Items:
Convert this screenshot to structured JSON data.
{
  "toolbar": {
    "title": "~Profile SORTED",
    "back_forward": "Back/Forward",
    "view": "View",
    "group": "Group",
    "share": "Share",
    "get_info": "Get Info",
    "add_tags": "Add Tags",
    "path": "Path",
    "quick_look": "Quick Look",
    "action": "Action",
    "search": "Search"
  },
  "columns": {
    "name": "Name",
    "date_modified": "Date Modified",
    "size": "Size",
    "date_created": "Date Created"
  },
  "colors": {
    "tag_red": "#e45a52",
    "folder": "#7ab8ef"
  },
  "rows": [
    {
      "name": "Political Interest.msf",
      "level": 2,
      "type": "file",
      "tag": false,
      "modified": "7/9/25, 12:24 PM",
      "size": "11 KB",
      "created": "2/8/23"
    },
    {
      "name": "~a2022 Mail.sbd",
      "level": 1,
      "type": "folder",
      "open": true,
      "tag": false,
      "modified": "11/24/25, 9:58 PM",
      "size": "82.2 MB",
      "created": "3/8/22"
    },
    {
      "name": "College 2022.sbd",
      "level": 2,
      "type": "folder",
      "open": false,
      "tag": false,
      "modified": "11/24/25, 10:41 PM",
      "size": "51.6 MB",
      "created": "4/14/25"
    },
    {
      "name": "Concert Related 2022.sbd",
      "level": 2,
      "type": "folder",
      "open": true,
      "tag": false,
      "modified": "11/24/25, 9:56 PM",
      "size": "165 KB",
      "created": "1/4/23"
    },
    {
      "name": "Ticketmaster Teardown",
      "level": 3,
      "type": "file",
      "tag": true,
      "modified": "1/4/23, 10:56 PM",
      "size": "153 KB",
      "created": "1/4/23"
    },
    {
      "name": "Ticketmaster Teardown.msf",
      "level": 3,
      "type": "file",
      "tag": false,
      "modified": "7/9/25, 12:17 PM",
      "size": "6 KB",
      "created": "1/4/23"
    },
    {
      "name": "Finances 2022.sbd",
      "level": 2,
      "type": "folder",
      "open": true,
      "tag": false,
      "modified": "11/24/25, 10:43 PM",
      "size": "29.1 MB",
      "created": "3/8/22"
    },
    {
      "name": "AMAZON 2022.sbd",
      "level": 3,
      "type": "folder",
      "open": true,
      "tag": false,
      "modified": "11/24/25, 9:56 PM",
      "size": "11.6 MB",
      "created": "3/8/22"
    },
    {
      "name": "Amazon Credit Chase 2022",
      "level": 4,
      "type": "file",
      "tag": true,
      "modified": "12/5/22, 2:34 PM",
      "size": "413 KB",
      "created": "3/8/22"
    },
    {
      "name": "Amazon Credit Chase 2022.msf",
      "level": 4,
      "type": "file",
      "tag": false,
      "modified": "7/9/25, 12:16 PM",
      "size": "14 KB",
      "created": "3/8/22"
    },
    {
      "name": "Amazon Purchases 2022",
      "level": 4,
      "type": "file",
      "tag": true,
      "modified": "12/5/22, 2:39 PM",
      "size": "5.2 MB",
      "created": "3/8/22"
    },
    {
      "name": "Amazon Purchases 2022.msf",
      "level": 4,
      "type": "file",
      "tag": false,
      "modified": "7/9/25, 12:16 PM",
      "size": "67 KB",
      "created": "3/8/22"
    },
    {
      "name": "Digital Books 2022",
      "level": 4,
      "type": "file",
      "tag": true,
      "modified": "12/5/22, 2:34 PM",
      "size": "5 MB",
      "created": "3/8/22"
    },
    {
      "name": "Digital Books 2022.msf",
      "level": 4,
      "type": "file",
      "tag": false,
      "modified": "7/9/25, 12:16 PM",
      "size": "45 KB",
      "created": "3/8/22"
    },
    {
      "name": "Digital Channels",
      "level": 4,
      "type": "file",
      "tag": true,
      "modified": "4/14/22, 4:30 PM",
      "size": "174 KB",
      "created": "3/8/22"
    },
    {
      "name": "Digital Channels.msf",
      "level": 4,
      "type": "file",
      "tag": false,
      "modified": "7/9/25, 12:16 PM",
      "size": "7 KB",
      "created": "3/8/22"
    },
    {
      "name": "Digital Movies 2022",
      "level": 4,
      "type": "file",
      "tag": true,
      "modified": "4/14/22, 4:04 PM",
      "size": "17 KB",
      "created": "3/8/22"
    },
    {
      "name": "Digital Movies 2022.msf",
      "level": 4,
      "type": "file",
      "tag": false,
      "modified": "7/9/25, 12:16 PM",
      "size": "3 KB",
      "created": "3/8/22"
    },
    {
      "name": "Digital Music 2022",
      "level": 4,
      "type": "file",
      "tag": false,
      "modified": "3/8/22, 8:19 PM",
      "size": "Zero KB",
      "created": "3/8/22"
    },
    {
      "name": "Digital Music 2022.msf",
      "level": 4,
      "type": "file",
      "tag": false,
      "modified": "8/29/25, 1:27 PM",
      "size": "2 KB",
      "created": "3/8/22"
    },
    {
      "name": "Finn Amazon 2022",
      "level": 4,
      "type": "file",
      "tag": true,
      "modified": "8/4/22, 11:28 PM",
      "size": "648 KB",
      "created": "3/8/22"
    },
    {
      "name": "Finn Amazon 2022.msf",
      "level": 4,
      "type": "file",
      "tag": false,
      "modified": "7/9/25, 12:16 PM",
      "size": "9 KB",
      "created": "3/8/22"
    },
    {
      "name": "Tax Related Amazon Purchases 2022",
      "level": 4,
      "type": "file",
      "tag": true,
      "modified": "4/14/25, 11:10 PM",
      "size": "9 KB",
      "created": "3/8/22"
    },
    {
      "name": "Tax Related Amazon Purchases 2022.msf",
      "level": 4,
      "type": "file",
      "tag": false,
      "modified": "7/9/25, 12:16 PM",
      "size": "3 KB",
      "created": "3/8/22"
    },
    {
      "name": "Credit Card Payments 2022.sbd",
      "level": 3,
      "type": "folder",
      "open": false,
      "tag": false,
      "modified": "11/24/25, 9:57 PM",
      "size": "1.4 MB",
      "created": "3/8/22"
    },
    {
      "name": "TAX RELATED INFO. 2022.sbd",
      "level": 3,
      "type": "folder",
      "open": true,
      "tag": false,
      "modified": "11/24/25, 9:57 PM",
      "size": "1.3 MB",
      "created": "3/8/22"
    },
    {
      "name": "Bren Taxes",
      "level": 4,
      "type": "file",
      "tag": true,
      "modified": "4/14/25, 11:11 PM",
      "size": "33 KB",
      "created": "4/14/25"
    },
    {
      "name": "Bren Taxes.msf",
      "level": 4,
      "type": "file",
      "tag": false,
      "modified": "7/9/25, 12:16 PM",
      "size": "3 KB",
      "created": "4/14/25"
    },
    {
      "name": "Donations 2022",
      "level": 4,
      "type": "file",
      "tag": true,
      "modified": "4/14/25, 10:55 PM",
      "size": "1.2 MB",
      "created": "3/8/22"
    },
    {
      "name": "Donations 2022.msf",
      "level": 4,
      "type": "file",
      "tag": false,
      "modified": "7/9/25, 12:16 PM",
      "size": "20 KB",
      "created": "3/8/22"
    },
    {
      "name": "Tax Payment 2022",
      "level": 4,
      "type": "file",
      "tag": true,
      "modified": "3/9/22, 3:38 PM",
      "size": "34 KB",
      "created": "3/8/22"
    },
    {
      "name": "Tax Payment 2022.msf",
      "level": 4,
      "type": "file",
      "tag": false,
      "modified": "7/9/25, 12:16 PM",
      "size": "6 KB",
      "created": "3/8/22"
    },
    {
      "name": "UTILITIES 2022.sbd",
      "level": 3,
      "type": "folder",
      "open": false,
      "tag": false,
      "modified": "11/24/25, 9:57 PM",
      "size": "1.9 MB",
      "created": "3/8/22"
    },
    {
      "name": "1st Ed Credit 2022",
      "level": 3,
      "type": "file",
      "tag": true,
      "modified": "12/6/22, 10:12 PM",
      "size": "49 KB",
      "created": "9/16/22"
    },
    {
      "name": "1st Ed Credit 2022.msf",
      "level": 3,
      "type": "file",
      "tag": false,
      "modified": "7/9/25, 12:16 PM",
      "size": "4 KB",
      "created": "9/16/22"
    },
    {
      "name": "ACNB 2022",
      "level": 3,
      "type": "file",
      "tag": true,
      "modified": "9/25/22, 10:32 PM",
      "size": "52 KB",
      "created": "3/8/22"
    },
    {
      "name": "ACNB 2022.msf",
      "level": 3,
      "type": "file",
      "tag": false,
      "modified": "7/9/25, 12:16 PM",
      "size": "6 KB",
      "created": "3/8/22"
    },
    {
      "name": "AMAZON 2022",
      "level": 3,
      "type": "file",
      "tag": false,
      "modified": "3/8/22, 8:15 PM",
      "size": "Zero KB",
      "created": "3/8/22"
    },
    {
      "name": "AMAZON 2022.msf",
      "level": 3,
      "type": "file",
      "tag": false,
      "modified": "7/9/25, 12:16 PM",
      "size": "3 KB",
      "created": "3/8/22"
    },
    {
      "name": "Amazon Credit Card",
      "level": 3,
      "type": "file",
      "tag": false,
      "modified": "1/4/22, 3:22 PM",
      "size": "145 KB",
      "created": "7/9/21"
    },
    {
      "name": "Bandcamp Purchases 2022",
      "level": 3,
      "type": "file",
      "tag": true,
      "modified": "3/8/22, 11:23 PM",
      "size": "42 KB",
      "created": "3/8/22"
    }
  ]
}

Instructions for the task: Report the number of lines in the listing above that include the word "Credit", and nothing else.

Answer to this problem: 6